### WHAT TO WORK ON
Working from the material below, print the lines from the line holding "Transcribe this image's" through its final line, inclusive, exactly and with nothing else; pictures are excluded.

### MATERIAL SHOWN
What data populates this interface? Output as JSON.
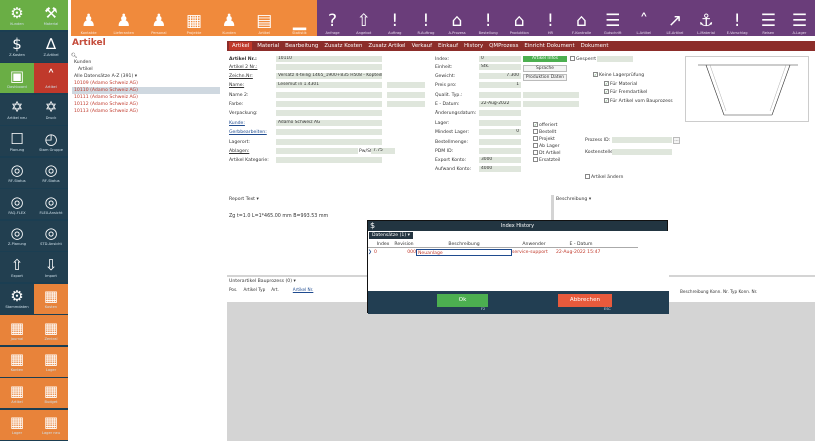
{
  "toolbar": {
    "orange_items": [
      {
        "icon": "person-icon",
        "glyph": "♟",
        "label": "Kontakte"
      },
      {
        "icon": "person-icon",
        "glyph": "♟",
        "label": "Lieferanten"
      },
      {
        "icon": "people-icon",
        "glyph": "♟",
        "label": "Personal"
      },
      {
        "icon": "grid-icon",
        "glyph": "▦",
        "label": "Projekte"
      },
      {
        "icon": "people-icon",
        "glyph": "♟",
        "label": "Kunden"
      },
      {
        "icon": "table-icon",
        "glyph": "▤",
        "label": "Artikel"
      },
      {
        "icon": "chart-icon",
        "glyph": "▁",
        "label": "Statistik"
      }
    ],
    "purple_items": [
      {
        "icon": "question-icon",
        "glyph": "?",
        "label": "Anfrage"
      },
      {
        "icon": "export-icon",
        "glyph": "⇧",
        "label": "Angebot"
      },
      {
        "icon": "alert-icon",
        "glyph": "!",
        "label": "Auftrag"
      },
      {
        "icon": "alert-icon",
        "glyph": "!",
        "label": "R-Auftrag"
      },
      {
        "icon": "home-icon",
        "glyph": "⌂",
        "label": "A-Prozess"
      },
      {
        "icon": "alert-icon",
        "glyph": "!",
        "label": "Bestellung"
      },
      {
        "icon": "home-icon",
        "glyph": "⌂",
        "label": "Produktion"
      },
      {
        "icon": "alert-icon",
        "glyph": "!",
        "label": "HR"
      },
      {
        "icon": "home-icon",
        "glyph": "⌂",
        "label": "F-Kontrolle"
      },
      {
        "icon": "doc-icon",
        "glyph": "☰",
        "label": "Gutschrift"
      },
      {
        "icon": "arrow-up-icon",
        "glyph": "˄",
        "label": "L-Artikel"
      },
      {
        "icon": "arrow-icon",
        "glyph": "↗",
        "label": "LE-Artikel"
      },
      {
        "icon": "ship-icon",
        "glyph": "⚓",
        "label": "L-Material"
      },
      {
        "icon": "alert-icon",
        "glyph": "!",
        "label": "E-Vorschlag"
      },
      {
        "icon": "doc-icon",
        "glyph": "☰",
        "label": "Reisen"
      },
      {
        "icon": "doc-icon",
        "glyph": "☰",
        "label": "A-Lager"
      }
    ]
  },
  "sidebar": {
    "items": [
      {
        "icon": "gear-icon",
        "glyph": "⚙",
        "label": "Kunden",
        "color": "green"
      },
      {
        "icon": "material-icon",
        "glyph": "⚒",
        "label": "Material",
        "color": "green"
      },
      {
        "icon": "dollar-icon",
        "glyph": "$",
        "label": "Z-Kosten",
        "color": "dark"
      },
      {
        "icon": "triangle-icon",
        "glyph": "∆",
        "label": "Z-Artikel",
        "color": "dark"
      },
      {
        "icon": "board-icon",
        "glyph": "▣",
        "label": "Dashboard",
        "color": "green"
      },
      {
        "icon": "artikel-icon",
        "glyph": "˄",
        "label": "Artikel",
        "color": "red"
      },
      {
        "icon": "molecule-icon",
        "glyph": "✡",
        "label": "Artikel neu",
        "color": "dark"
      },
      {
        "icon": "molecule-icon",
        "glyph": "✡",
        "label": "Druck",
        "color": "dark"
      },
      {
        "icon": "flow-icon",
        "glyph": "☐",
        "label": "Planung",
        "color": "dark"
      },
      {
        "icon": "clock-icon",
        "glyph": "◴",
        "label": "Stam Gruppe",
        "color": "dark"
      },
      {
        "icon": "camera-icon",
        "glyph": "◎",
        "label": "RF-Status",
        "color": "dark"
      },
      {
        "icon": "camera-icon",
        "glyph": "◎",
        "label": "RF-Status",
        "color": "dark"
      },
      {
        "icon": "camera-icon",
        "glyph": "◎",
        "label": "FAQ-FLEX",
        "color": "dark"
      },
      {
        "icon": "camera-icon",
        "glyph": "◎",
        "label": "FLEX-Ansicht",
        "color": "dark"
      },
      {
        "icon": "camera-icon",
        "glyph": "◎",
        "label": "Z-Planung",
        "color": "dark"
      },
      {
        "icon": "camera-icon",
        "glyph": "◎",
        "label": "STD-Ansicht",
        "color": "dark"
      },
      {
        "icon": "export-icon",
        "glyph": "⇧",
        "label": "Export",
        "color": "dark"
      },
      {
        "icon": "import-icon",
        "glyph": "⇩",
        "label": "Import",
        "color": "dark"
      },
      {
        "icon": "gear-icon",
        "glyph": "⚙",
        "label": "Stammdaten",
        "color": "dark"
      },
      {
        "icon": "grid-icon",
        "glyph": "▦",
        "label": "Kosten",
        "color": "orange"
      },
      {
        "icon": "grid-icon",
        "glyph": "▦",
        "label": "Journal",
        "color": "orange"
      },
      {
        "icon": "grid-icon",
        "glyph": "▦",
        "label": "Zentral",
        "color": "orange"
      },
      {
        "icon": "grid-icon",
        "glyph": "▦",
        "label": "Konten",
        "color": "orange"
      },
      {
        "icon": "grid-icon",
        "glyph": "▦",
        "label": "Lager",
        "color": "orange"
      },
      {
        "icon": "grid-icon",
        "glyph": "▦",
        "label": "Artikel",
        "color": "orange"
      },
      {
        "icon": "grid-icon",
        "glyph": "▦",
        "label": "Budget",
        "color": "orange"
      },
      {
        "icon": "grid-icon",
        "glyph": "▦",
        "label": "Lager",
        "color": "orange"
      },
      {
        "icon": "grid-icon",
        "glyph": "▦",
        "label": "Lager neu",
        "color": "orange"
      }
    ]
  },
  "header": {
    "title": "Artikel"
  },
  "tabs": [
    "Artikel",
    "Material",
    "Bearbeitung",
    "Zusatz Kosten",
    "Zusatz Artikel",
    "Verkauf",
    "Einkauf",
    "History",
    "QMProzess",
    "Einricht Dokument",
    "Dokument"
  ],
  "tree": {
    "search": "",
    "lines": [
      {
        "text": "Kunden",
        "cls": ""
      },
      {
        "text": "Artikel",
        "cls": ""
      },
      {
        "text": "Alle Datensätze A-Z (391) ▾",
        "cls": ""
      },
      {
        "text": "10109 (Adamo Schweiz AG)",
        "cls": "tree-red"
      },
      {
        "text": "10110 (Adamo Schweiz AG)",
        "cls": "tree-red tree-sel"
      },
      {
        "text": "10111 (Adamo Schweiz AG)",
        "cls": "tree-red"
      },
      {
        "text": "10112 (Adamo Schweiz AG)",
        "cls": "tree-red"
      },
      {
        "text": "10113 (Adamo Schweiz AG)",
        "cls": "tree-red"
      }
    ]
  },
  "form": {
    "artikel_nr_label": "Artikel Nr.:",
    "artikel_nr": "10110",
    "artikel_2_label": "Artikel 2 Nr.:",
    "artikel_2": "",
    "zeichn_label": "Zeichn.Nr:",
    "zeichn": "Versatz 4-teilig 1465_1900+835 H508 - Kopteilband_2",
    "name_label": "Name:",
    "name": "Lesemut in 1.4301",
    "name2_label": "Name 2:",
    "name2": "",
    "farbe_label": "Farbe:",
    "farbe": "",
    "verpackung_label": "Verpackung:",
    "verpackung": "",
    "kunde_label": "Kunde:",
    "kunde": "Adamo Schweiz AG",
    "gerbebearbeiten_label": "Gerbbearbeiten:",
    "gerbebearbeiten": "",
    "lagerort_label": "Lagerort:",
    "lagerort": "",
    "ablagen_label": "Ablagen:",
    "ablagen": "",
    "preis_label": "Pw/St.:",
    "preis": "7.75",
    "kategorie_label": "Artikel Kategorie:",
    "kategorie": "",
    "index_label": "Index:",
    "index": "0",
    "einheit_label": "Einheit:",
    "einheit": "Stk.",
    "gewicht_label": "Gewicht:",
    "gewicht": "7.300",
    "preis_pro_label": "Preis pro:",
    "preis_pro": "1",
    "qualit_label": "Qualit. Typ.:",
    "qualit": "",
    "edatum_label": "E - Datum:",
    "edatum": "22-Aug-2022",
    "aenderung_label": "Änderungsdatum:",
    "aenderung": "",
    "lager_label": "Lager:",
    "lager": "",
    "mindest_label": "Mindest Lager:",
    "mindest": "0",
    "bestellmenge_label": "Bestellmenge:",
    "bestellmenge": "",
    "pdm_label": "PDM ID:",
    "pdm": "",
    "export_label": "Export Konto:",
    "export": "3000",
    "aufwand_label": "Aufwand Konto:",
    "aufwand": "4000",
    "btn_artikel": "Artikel Infos",
    "btn_sprache": "Sprache",
    "btn_produktion": "Produktion Daten",
    "gesperrt": "Gesperrt",
    "keine_lager": "Keine Lagerprüfung",
    "fuer_material": "Für Material",
    "fuer_fremd": "Für Fremdartikel",
    "fuer_bauzug": "Für Artikel vom Bauprozess",
    "offeriert": "offeriert",
    "bestellt": "Bestellt",
    "projekt": "Projekt",
    "ab_lager": "Ab Lager",
    "dp_artikel": "Dt Artikel",
    "ersatzteil": "Ersatzteil",
    "prozess_label": "Prozess ID:",
    "prozess": "",
    "kosten_label": "Kostenstelle:",
    "kosten": "",
    "artikel_aendern": "Artikel ändern"
  },
  "report": {
    "label": "Report Text ▾",
    "text": "Zg  t=1.0  L=1*465.00 mm B=993.53 mm"
  },
  "beschreibung": {
    "label": "Beschreibung ▾"
  },
  "unterartikel": {
    "label": "Unterartikel Bauprozess (0) ▾",
    "cols": [
      "Pos.",
      "Artikel Typ",
      "Art.",
      "Artikel Nr."
    ],
    "right_cols": "Beschreibung Konn. Nr. Typ Konn. Nr."
  },
  "dialog": {
    "title": "Index History",
    "filter": "Datensätze (1) ▾",
    "headers": [
      "Index",
      "Revision",
      "Beschreibung",
      "Anwender",
      "E - Datum"
    ],
    "rows": [
      [
        "0",
        "000",
        "Neuanlage",
        "service-support",
        "22-Aug-2022 15:47"
      ]
    ],
    "ok": "Ok",
    "ok_key": "F2",
    "cancel": "Abbrechen",
    "cancel_key": "ESC"
  },
  "colors": {
    "orange": "#f08a3c",
    "purple": "#6a3d7a",
    "red": "#c0392b",
    "sidebar": "#1b3e52",
    "green": "#4caf50"
  }
}
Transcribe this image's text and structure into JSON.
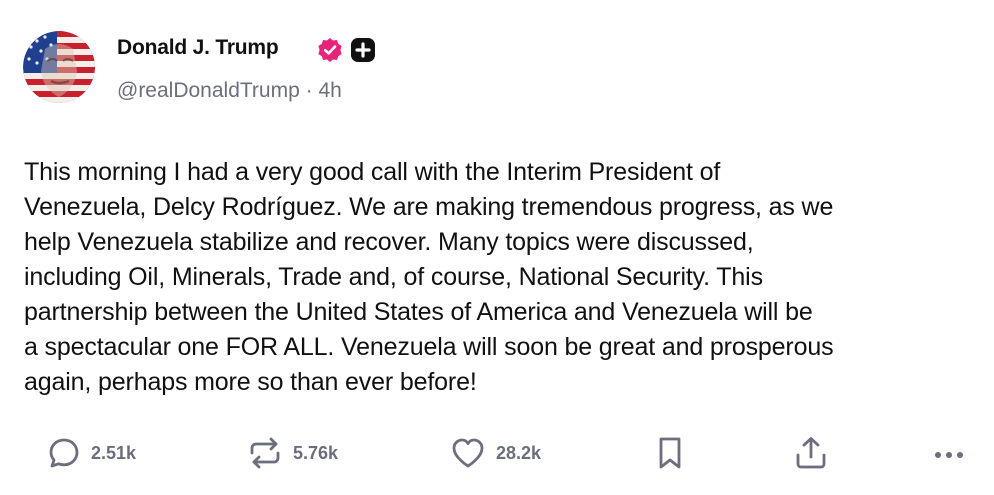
{
  "post": {
    "author": {
      "display_name": "Donald J. Trump",
      "handle": "@realDonaldTrump",
      "separator": "·",
      "time_ago": "4h"
    },
    "text_lines": [
      "This morning I had a very good call with the Interim President of",
      "Venezuela, Delcy Rodríguez. We are making tremendous progress, as we",
      "help Venezuela stabilize and recover. Many topics were discussed,",
      "including Oil, Minerals, Trade and, of course, National Security. This",
      "partnership between the United States of America and Venezuela will be",
      "a spectacular one FOR ALL. Venezuela will soon be great and prosperous",
      "again, perhaps more so than ever before!"
    ],
    "actions": {
      "replies": "2.51k",
      "reposts": "5.76k",
      "likes": "28.2k"
    }
  },
  "icons": {
    "verified": "verified-badge-icon",
    "plus": "plus-badge-icon",
    "reply": "speech-bubble-icon",
    "repost": "repost-arrows-icon",
    "like": "heart-icon",
    "bookmark": "bookmark-icon",
    "share": "share-upload-icon",
    "more": "ellipsis-icon"
  },
  "colors": {
    "text": "#111114",
    "muted": "#6b6f7d",
    "verified": "#e6247a",
    "icon": "#6b6f7d"
  }
}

### FINISHED EXERCISE
Transcribe this image's text and structure into JSON.
{
  "post": {
    "author": {
      "display_name": "Donald J. Trump",
      "handle": "@realDonaldTrump",
      "separator": "·",
      "time_ago": "4h"
    },
    "text_lines": [
      "This morning I had a very good call with the Interim President of",
      "Venezuela, Delcy Rodríguez. We are making tremendous progress, as we",
      "help Venezuela stabilize and recover. Many topics were discussed,",
      "including Oil, Minerals, Trade and, of course, National Security. This",
      "partnership between the United States of America and Venezuela will be",
      "a spectacular one FOR ALL. Venezuela will soon be great and prosperous",
      "again, perhaps more so than ever before!"
    ],
    "actions": {
      "replies": "2.51k",
      "reposts": "5.76k",
      "likes": "28.2k"
    }
  },
  "icons": {
    "verified": "verified-badge-icon",
    "plus": "plus-badge-icon",
    "reply": "speech-bubble-icon",
    "repost": "repost-arrows-icon",
    "like": "heart-icon",
    "bookmark": "bookmark-icon",
    "share": "share-upload-icon",
    "more": "ellipsis-icon"
  },
  "colors": {
    "text": "#111114",
    "muted": "#6b6f7d",
    "verified": "#e6247a",
    "icon": "#6b6f7d"
  }
}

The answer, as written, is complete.